■ Set exercise
Word for word, transcribe the lines below and drop the pictures.

--- START Data for processing ---

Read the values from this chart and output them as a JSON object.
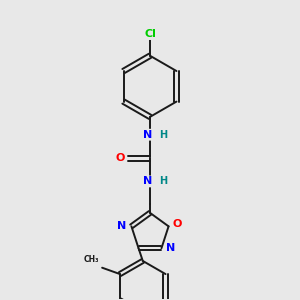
{
  "background_color": "#e8e8e8",
  "bond_color": "#1a1a1a",
  "atom_colors": {
    "N": "#0000ff",
    "O": "#ff0000",
    "Cl": "#00cc00",
    "H": "#008888",
    "C": "#1a1a1a"
  }
}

--- END Data for processing ---

■ Response to this exercise
Read the values from this chart and output them as a JSON object.
{
  "background_color": "#e8e8e8",
  "bond_color": "#1a1a1a",
  "atom_colors": {
    "N": "#0000ff",
    "O": "#ff0000",
    "Cl": "#00cc00",
    "H": "#008888",
    "C": "#1a1a1a"
  }
}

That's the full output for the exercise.